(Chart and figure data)
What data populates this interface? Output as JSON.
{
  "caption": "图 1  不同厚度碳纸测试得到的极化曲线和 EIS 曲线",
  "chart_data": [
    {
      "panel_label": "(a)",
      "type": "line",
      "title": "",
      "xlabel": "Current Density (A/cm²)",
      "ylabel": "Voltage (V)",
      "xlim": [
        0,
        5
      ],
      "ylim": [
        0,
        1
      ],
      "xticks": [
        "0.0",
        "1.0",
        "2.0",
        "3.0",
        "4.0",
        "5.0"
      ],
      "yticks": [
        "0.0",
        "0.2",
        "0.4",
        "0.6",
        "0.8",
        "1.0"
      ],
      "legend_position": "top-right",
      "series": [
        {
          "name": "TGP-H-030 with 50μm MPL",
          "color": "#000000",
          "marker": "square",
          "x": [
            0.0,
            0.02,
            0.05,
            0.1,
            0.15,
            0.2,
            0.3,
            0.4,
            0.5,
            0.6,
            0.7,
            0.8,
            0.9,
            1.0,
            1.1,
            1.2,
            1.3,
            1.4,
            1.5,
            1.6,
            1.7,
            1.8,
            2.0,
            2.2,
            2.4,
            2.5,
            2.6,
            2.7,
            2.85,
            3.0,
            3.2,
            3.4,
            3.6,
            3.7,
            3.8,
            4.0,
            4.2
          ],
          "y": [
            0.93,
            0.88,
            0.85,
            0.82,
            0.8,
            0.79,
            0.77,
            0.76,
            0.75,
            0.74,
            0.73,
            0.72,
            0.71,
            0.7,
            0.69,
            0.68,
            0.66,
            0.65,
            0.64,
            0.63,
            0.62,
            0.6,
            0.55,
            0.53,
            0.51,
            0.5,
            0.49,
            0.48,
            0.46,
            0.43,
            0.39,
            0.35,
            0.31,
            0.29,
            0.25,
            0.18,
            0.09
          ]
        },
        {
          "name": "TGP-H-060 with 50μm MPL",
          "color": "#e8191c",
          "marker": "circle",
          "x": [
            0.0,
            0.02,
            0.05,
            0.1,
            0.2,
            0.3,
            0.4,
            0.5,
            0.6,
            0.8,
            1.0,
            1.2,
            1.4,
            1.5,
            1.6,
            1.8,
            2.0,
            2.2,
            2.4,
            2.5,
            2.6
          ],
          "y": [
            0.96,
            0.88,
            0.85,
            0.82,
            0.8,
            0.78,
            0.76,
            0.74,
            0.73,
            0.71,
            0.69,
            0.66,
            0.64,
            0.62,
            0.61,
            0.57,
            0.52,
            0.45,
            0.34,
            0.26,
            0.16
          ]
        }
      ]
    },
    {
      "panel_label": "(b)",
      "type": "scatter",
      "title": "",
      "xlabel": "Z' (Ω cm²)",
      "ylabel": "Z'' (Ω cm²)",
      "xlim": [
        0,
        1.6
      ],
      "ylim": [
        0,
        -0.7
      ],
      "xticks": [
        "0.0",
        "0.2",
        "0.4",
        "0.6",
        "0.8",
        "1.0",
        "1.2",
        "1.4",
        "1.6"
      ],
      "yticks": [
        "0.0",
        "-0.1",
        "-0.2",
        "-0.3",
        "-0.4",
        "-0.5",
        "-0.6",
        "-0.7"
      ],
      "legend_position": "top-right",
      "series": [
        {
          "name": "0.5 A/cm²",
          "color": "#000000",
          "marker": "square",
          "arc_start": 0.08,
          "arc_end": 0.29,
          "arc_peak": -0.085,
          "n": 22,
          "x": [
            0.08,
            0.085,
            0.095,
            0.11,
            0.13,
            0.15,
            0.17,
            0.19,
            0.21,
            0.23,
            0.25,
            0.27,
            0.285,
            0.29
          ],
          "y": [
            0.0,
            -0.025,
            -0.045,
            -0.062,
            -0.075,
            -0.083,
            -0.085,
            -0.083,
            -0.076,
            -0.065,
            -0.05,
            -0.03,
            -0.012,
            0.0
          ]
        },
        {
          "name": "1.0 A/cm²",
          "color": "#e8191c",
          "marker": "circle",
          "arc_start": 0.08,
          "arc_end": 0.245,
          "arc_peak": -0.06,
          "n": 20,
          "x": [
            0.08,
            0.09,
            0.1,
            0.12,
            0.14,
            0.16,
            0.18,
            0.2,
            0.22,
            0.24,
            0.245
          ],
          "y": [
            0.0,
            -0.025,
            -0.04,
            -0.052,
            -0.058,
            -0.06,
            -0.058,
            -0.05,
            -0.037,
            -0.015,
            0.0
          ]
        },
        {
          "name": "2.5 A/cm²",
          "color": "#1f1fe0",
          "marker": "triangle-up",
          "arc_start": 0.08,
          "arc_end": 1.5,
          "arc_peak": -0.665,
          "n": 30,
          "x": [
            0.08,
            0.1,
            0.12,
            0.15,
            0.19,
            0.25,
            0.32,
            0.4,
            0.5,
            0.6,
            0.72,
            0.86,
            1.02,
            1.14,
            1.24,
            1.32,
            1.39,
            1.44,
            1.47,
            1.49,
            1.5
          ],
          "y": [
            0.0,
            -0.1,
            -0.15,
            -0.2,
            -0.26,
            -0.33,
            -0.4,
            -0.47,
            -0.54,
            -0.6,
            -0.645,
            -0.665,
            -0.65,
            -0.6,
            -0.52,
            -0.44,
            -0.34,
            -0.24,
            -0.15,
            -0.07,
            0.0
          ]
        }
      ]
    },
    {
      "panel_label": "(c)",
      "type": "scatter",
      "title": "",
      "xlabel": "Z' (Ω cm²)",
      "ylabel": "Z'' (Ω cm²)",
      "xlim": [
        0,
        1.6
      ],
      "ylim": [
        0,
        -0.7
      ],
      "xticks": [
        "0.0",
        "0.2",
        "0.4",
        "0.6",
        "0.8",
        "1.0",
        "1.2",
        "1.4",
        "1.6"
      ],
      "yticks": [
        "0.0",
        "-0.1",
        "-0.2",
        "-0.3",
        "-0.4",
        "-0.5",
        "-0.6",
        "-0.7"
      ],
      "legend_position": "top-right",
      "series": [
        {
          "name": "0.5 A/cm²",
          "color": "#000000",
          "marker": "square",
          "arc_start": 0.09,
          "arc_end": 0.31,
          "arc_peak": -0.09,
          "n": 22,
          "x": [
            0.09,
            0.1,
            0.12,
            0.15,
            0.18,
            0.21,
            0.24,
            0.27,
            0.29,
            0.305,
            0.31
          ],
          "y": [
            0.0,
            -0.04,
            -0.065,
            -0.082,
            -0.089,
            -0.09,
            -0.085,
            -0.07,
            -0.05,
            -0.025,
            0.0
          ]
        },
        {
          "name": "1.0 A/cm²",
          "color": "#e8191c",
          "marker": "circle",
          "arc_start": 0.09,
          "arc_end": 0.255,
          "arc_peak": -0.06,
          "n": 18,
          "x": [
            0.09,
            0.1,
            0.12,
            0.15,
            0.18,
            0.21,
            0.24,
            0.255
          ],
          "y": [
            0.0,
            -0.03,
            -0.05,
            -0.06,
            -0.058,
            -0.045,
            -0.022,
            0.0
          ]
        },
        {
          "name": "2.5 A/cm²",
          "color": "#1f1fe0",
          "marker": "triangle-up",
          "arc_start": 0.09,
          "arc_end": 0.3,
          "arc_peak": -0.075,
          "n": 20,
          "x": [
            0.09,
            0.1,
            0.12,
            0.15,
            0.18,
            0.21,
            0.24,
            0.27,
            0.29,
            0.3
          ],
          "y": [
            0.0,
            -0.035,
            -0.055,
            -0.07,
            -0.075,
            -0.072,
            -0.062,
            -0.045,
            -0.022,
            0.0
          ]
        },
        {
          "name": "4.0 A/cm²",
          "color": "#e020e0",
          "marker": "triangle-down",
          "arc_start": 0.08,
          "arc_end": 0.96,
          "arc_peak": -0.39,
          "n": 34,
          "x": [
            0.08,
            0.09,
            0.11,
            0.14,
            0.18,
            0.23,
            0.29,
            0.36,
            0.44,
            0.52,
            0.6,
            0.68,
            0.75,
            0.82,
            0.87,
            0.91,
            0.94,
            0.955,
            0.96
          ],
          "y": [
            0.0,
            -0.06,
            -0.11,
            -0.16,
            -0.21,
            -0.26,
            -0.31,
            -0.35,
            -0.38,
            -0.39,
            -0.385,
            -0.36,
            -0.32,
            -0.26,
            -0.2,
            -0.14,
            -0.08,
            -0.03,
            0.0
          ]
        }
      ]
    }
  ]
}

**WRITTEN REQUEST**
Search the lines above for the string "with", then show every one that has it.

**OUTPUT FOR THIS EXERCISE**
          "name": "TGP-H-030 with 50μm MPL",
          "name": "TGP-H-060 with 50μm MPL",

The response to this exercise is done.